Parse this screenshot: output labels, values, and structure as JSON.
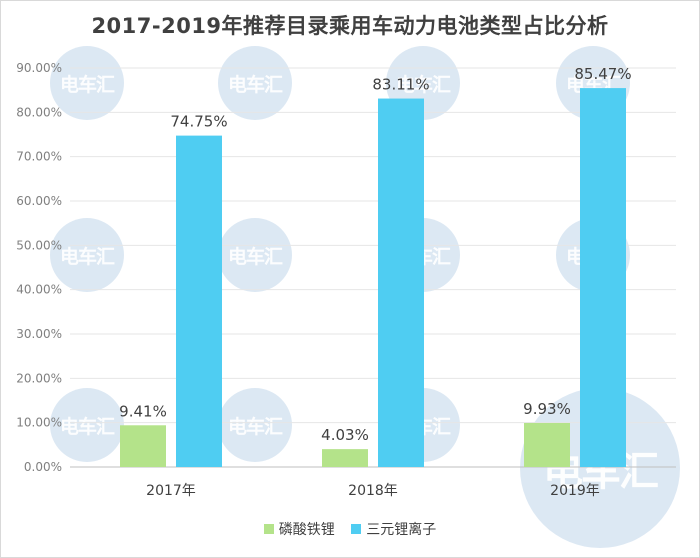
{
  "chart_data": {
    "type": "bar",
    "title": "2017-2019年推荐目录乘用车动力电池类型占比分析",
    "categories": [
      "2017年",
      "2018年",
      "2019年"
    ],
    "series": [
      {
        "name": "磷酸铁锂",
        "color": "#b4e38a",
        "values": [
          9.41,
          4.03,
          9.93
        ],
        "labels": [
          "9.41%",
          "4.03%",
          "9.93%"
        ]
      },
      {
        "name": "三元锂离子",
        "color": "#4fcdf2",
        "values": [
          74.75,
          83.11,
          85.47
        ],
        "labels": [
          "74.75%",
          "83.11%",
          "85.47%"
        ]
      }
    ],
    "yticks": [
      "0.00%",
      "10.00%",
      "20.00%",
      "30.00%",
      "40.00%",
      "50.00%",
      "60.00%",
      "70.00%",
      "80.00%",
      "90.00%"
    ],
    "ylim": [
      0,
      90
    ],
    "grid": true,
    "legend_position": "bottom"
  },
  "watermark": {
    "text": "电车汇"
  }
}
───
▶ [EXERCISE TASK]: Each line of the material must be retyped exactly, except that images are omitted.

▶ [SOLUTION]:
Parse this screenshot: output labels, values, and structure as JSON.
{
  "chart_data": {
    "type": "bar",
    "title": "2017-2019年推荐目录乘用车动力电池类型占比分析",
    "categories": [
      "2017年",
      "2018年",
      "2019年"
    ],
    "series": [
      {
        "name": "磷酸铁锂",
        "color": "#b4e38a",
        "values": [
          9.41,
          4.03,
          9.93
        ],
        "labels": [
          "9.41%",
          "4.03%",
          "9.93%"
        ]
      },
      {
        "name": "三元锂离子",
        "color": "#4fcdf2",
        "values": [
          74.75,
          83.11,
          85.47
        ],
        "labels": [
          "74.75%",
          "83.11%",
          "85.47%"
        ]
      }
    ],
    "yticks": [
      "0.00%",
      "10.00%",
      "20.00%",
      "30.00%",
      "40.00%",
      "50.00%",
      "60.00%",
      "70.00%",
      "80.00%",
      "90.00%"
    ],
    "ylim": [
      0,
      90
    ],
    "grid": true,
    "legend_position": "bottom"
  },
  "watermark": {
    "text": "电车汇"
  }
}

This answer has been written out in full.